Copy every record below, exactly as written.

● Dataset excerpts
** Begin **
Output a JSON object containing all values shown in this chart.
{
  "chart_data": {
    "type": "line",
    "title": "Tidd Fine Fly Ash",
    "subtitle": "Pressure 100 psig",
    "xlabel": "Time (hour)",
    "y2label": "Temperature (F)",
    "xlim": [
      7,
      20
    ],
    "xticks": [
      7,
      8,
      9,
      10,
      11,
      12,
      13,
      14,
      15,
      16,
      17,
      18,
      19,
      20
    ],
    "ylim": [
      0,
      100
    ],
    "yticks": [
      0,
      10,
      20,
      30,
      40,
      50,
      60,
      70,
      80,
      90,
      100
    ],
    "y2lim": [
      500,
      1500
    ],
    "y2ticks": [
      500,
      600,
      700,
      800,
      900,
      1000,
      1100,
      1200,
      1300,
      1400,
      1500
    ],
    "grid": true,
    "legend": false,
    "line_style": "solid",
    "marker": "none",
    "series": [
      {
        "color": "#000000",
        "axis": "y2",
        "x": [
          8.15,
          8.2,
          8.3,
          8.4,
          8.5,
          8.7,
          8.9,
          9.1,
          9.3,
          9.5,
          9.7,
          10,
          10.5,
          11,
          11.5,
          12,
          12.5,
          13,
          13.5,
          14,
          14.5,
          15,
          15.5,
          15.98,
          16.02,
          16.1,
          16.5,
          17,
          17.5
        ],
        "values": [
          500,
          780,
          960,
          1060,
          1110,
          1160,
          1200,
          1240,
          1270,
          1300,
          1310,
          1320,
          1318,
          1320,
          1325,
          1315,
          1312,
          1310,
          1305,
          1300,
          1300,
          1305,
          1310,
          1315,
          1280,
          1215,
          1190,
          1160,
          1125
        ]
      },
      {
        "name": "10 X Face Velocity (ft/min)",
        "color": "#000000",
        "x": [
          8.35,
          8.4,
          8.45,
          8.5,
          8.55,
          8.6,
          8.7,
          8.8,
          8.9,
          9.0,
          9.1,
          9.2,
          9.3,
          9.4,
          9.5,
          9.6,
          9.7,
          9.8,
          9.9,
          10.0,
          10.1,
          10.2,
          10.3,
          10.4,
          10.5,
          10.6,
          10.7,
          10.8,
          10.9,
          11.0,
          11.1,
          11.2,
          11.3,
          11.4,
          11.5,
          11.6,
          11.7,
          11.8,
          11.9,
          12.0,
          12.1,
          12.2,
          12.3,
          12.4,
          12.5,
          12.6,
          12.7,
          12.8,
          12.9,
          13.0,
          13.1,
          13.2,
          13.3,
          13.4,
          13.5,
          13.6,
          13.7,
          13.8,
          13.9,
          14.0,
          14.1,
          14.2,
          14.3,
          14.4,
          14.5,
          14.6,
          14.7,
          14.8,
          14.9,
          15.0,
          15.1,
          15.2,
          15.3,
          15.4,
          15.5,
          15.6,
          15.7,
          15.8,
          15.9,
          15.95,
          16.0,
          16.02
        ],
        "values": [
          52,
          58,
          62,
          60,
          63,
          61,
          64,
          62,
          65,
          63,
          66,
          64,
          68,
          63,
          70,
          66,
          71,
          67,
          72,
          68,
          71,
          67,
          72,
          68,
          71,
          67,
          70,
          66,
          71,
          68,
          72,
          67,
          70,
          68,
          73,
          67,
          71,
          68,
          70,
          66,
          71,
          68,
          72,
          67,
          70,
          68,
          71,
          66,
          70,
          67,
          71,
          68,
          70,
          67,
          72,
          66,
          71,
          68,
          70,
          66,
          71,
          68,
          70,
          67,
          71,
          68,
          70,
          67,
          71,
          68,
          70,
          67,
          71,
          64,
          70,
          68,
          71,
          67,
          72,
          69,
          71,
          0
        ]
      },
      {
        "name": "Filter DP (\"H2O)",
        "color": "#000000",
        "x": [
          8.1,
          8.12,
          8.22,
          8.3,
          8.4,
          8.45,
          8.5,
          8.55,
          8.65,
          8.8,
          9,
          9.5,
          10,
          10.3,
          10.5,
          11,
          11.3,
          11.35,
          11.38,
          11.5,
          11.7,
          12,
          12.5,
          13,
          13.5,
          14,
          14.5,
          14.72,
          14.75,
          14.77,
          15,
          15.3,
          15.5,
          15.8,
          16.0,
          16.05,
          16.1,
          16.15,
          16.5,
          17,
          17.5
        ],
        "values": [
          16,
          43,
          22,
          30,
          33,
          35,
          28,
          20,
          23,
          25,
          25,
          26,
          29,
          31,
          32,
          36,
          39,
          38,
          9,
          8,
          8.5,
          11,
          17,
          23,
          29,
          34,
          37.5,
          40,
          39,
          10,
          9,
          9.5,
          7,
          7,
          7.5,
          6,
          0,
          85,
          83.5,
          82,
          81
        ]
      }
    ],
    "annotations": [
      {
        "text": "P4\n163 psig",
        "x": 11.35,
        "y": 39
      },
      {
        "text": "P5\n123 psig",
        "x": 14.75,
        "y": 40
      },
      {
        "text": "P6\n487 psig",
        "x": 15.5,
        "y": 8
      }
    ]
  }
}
** End **
● Complete response
Output a JSON object containing all values shown in this chart.
{
  "chart_data": {
    "type": "line",
    "title": "Tidd Fine Fly Ash",
    "subtitle": "Pressure 100 psig",
    "xlabel": "Time (hour)",
    "y2label": "Temperature (F)",
    "xlim": [
      7,
      20
    ],
    "xticks": [
      7,
      8,
      9,
      10,
      11,
      12,
      13,
      14,
      15,
      16,
      17,
      18,
      19,
      20
    ],
    "ylim": [
      0,
      100
    ],
    "yticks": [
      0,
      10,
      20,
      30,
      40,
      50,
      60,
      70,
      80,
      90,
      100
    ],
    "y2lim": [
      500,
      1500
    ],
    "y2ticks": [
      500,
      600,
      700,
      800,
      900,
      1000,
      1100,
      1200,
      1300,
      1400,
      1500
    ],
    "grid": true,
    "legend": false,
    "line_style": "solid",
    "marker": "none",
    "series": [
      {
        "color": "#000000",
        "axis": "y2",
        "x": [
          8.15,
          8.2,
          8.3,
          8.4,
          8.5,
          8.7,
          8.9,
          9.1,
          9.3,
          9.5,
          9.7,
          10,
          10.5,
          11,
          11.5,
          12,
          12.5,
          13,
          13.5,
          14,
          14.5,
          15,
          15.5,
          15.98,
          16.02,
          16.1,
          16.5,
          17,
          17.5
        ],
        "values": [
          500,
          780,
          960,
          1060,
          1110,
          1160,
          1200,
          1240,
          1270,
          1300,
          1310,
          1320,
          1318,
          1320,
          1325,
          1315,
          1312,
          1310,
          1305,
          1300,
          1300,
          1305,
          1310,
          1315,
          1280,
          1215,
          1190,
          1160,
          1125
        ]
      },
      {
        "name": "10 X Face Velocity (ft/min)",
        "color": "#000000",
        "x": [
          8.35,
          8.4,
          8.45,
          8.5,
          8.55,
          8.6,
          8.7,
          8.8,
          8.9,
          9.0,
          9.1,
          9.2,
          9.3,
          9.4,
          9.5,
          9.6,
          9.7,
          9.8,
          9.9,
          10.0,
          10.1,
          10.2,
          10.3,
          10.4,
          10.5,
          10.6,
          10.7,
          10.8,
          10.9,
          11.0,
          11.1,
          11.2,
          11.3,
          11.4,
          11.5,
          11.6,
          11.7,
          11.8,
          11.9,
          12.0,
          12.1,
          12.2,
          12.3,
          12.4,
          12.5,
          12.6,
          12.7,
          12.8,
          12.9,
          13.0,
          13.1,
          13.2,
          13.3,
          13.4,
          13.5,
          13.6,
          13.7,
          13.8,
          13.9,
          14.0,
          14.1,
          14.2,
          14.3,
          14.4,
          14.5,
          14.6,
          14.7,
          14.8,
          14.9,
          15.0,
          15.1,
          15.2,
          15.3,
          15.4,
          15.5,
          15.6,
          15.7,
          15.8,
          15.9,
          15.95,
          16.0,
          16.02
        ],
        "values": [
          52,
          58,
          62,
          60,
          63,
          61,
          64,
          62,
          65,
          63,
          66,
          64,
          68,
          63,
          70,
          66,
          71,
          67,
          72,
          68,
          71,
          67,
          72,
          68,
          71,
          67,
          70,
          66,
          71,
          68,
          72,
          67,
          70,
          68,
          73,
          67,
          71,
          68,
          70,
          66,
          71,
          68,
          72,
          67,
          70,
          68,
          71,
          66,
          70,
          67,
          71,
          68,
          70,
          67,
          72,
          66,
          71,
          68,
          70,
          66,
          71,
          68,
          70,
          67,
          71,
          68,
          70,
          67,
          71,
          68,
          70,
          67,
          71,
          64,
          70,
          68,
          71,
          67,
          72,
          69,
          71,
          0
        ]
      },
      {
        "name": "Filter DP (\"H2O)",
        "color": "#000000",
        "x": [
          8.1,
          8.12,
          8.22,
          8.3,
          8.4,
          8.45,
          8.5,
          8.55,
          8.65,
          8.8,
          9,
          9.5,
          10,
          10.3,
          10.5,
          11,
          11.3,
          11.35,
          11.38,
          11.5,
          11.7,
          12,
          12.5,
          13,
          13.5,
          14,
          14.5,
          14.72,
          14.75,
          14.77,
          15,
          15.3,
          15.5,
          15.8,
          16.0,
          16.05,
          16.1,
          16.15,
          16.5,
          17,
          17.5
        ],
        "values": [
          16,
          43,
          22,
          30,
          33,
          35,
          28,
          20,
          23,
          25,
          25,
          26,
          29,
          31,
          32,
          36,
          39,
          38,
          9,
          8,
          8.5,
          11,
          17,
          23,
          29,
          34,
          37.5,
          40,
          39,
          10,
          9,
          9.5,
          7,
          7,
          7.5,
          6,
          0,
          85,
          83.5,
          82,
          81
        ]
      }
    ],
    "annotations": [
      {
        "text": "P4\n163 psig",
        "x": 11.35,
        "y": 39
      },
      {
        "text": "P5\n123 psig",
        "x": 14.75,
        "y": 40
      },
      {
        "text": "P6\n487 psig",
        "x": 15.5,
        "y": 8
      }
    ]
  }
}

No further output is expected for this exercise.